Directions:
1. Answer these questions from the baseball and college basketball preview:
(a) Which team does the writer pick to win the 2008 title, and with what regular-season record?
(b) In his five starts last September, what win-loss record and ERA did Pedro Martinez post?
(c) How many teams start the NCAA tournament, and how many are left after the first four days?
2. Carry the baseball and college basketball preview forward from its last sentence, starting the region-by-region breakdown it announces.

Page:
#####

They will win the AL East, because they are better than the Yankees, but if anyone thinks they’re going wire to wire, think again. It will take time to shake off the Tokyo-jet lag, and come October, after the Sox have played the most grueling 162 games imaginable, in addition to another run through the American League playoffs, it will all catch up. The Sox won’t repeat as champions, but they will come damn close.

The Pick

New York Mets (98-64/NL East Champions) I thought that with a healthy Pedro Martinez in 2008, the Mets would be good enough to get back to where they were last year: on the brink of the NL East title and home-field throughout the playoffs. Frankly, though, I wasn’t convinced that even Pedro’s elephant-sized ego would be sufficient enough to pull the team out of the total malaise it was stuck in since early September. Then Omar Minaya saved the day, the season, and quite possibly the franchise, by working a deal for Johan Santana. So in comes the best pitcher of today, joining the best hurler of yesterday.

For those who have little faith in Pedro, chew on this: when the walls were crashing down around the Mets last September, Pedro, with all 88 miles per hour of his fastball, started five games, went 3-1 with a 2.57 ERA, and struck out 32 in 28 innings. After the collapse was complete, with the Mets dreadfully looking ahead to 2008, Pedro was the beacon of light at the end of a long and otherwise pitch black tunnel. Trust me, the guy was prepared to lift that big blue toilet bowl also known as Shea Stadium–along with his team and what was left of its fan base–onto his modest shoulders, and start chugging.

Petey was ready to assume the entire burden of (another) hopeless franchise. And you know something? I would have bought in. I believe he could have done it — until his right arm detached itself from the rest of his body, that is. Well now he won’t have to take that risk. The Mets, and their fans, have been reborn. Johan has, in a word, simplified things. Willie Randolph’s boys will be the undisputed best in the league, Johan will win the NL Cy Young, Pedro will prove all the haters wrong, and the New York Mets will become your 2008 world champions.

NCAA Tournament Preview

The NCAA tournament field begins with 65 teams, and in the span of four days, is whittled down to 16. Transpiring more like a continuous strike of lightning than 48 separate basketball games, the first two rounds of the Big Dance make it impossible to do anything else for the better part of 80 hours. Once the first ball goes up on Thursday at noon, you won’t see a blink throughout college basketball until Sunday evening.

By then, the real picture will have started to come into focus.

A few teams whose lower seeds indicate they should have fallen but remain standing will be given the Cinderella treatment, but chances are they won’t fit into the slipper. In reality, only a handful of schools each year have a viable shot at the whole shebang, and no champion has ever been called Cinderella. To win six consecutive elimination games requires lots of talent, a considerable amount of depth, and outstanding coaching.

Plus, of course, more than a little luck.

Following is a region by region breakdown of key games, possible sleepers, and the schools that will find their way to San Antonio.

#####

Layout element annotations:
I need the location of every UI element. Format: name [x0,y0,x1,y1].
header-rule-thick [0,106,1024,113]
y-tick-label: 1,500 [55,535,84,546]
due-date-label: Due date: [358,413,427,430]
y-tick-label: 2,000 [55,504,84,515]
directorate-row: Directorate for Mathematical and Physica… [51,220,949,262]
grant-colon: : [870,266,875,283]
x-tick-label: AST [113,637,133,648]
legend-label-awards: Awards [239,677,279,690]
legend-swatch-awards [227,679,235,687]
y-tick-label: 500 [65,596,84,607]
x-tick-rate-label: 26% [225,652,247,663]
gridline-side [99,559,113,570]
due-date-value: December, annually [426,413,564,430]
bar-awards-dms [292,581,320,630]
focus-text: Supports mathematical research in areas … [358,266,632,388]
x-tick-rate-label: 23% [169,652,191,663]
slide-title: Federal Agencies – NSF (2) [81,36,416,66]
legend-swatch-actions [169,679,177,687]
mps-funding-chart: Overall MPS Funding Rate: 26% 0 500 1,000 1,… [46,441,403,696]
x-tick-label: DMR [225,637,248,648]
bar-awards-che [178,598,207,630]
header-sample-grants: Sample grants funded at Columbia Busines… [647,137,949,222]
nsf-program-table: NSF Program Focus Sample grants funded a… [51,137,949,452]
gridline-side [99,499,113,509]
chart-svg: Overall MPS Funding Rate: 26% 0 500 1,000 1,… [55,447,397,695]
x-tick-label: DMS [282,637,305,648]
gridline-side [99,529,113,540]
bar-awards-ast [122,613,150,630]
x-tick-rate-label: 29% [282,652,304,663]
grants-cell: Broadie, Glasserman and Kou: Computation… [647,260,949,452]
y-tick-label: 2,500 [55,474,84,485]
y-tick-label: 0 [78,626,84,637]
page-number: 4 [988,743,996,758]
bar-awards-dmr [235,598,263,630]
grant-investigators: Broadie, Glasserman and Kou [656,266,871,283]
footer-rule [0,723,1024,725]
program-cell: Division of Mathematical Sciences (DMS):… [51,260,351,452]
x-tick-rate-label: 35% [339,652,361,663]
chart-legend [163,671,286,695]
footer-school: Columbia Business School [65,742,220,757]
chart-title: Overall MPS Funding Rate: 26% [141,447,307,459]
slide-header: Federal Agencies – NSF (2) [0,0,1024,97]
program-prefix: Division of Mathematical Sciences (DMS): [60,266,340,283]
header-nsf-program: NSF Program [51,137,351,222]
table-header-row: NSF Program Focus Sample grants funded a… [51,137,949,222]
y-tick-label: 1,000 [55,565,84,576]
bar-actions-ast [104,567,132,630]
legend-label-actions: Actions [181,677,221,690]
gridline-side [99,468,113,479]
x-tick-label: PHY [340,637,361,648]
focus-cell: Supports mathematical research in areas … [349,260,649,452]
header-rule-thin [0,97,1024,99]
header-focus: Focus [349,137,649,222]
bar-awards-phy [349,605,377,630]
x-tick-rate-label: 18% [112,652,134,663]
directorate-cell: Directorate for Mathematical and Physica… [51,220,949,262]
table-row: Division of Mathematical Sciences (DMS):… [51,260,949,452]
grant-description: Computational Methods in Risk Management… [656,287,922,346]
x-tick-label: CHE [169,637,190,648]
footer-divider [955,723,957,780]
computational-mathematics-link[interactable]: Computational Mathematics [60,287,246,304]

#####

Results for each task:
1.
(a) The New York Mets, with a 98-64 record.
(b) He went 3-1 with a 2.57 ERA.
(c) The field starts with 65 teams and is cut to 16.

2.
East Region

Game to watch (5) Notre Dame vs. (12) George Mason– It was two years ago that George Mason turned the college hoops universe inside out, winning a regional final against a UConn team stacked with future NBA players. The Patriots instantly became the most improbable Final Four team (an 11th seed) in tournament history. After missing the Dance last year, Mason is back, and so is the mystique associated with the name. Notre Dame, on the other hand, is looking to settle some unfinished business after getting upset by Winthrop in last year’s tournament. The Irish have the inside/outside combo with Luke Harangody and Kyle McAlarney, but the Patriots won’t back down.

Possible sleeper (7) Butler– The Bulldogs have the resume of a top-five seed: 28 wins–Texas Tech, Virginia Tech, Ohio State and Florida State among them–and only three losses (by an average of four points). They are led by a great point guard (Mike Green) and a cold-blooded shooter (A.J. Graves). Graves was the catalyst of their run to the Sweet 16 last year. And like it did against Florida last March, Butler has the ability to slow down a high-flying offense like Tennessee, the team it will be facing in the second round.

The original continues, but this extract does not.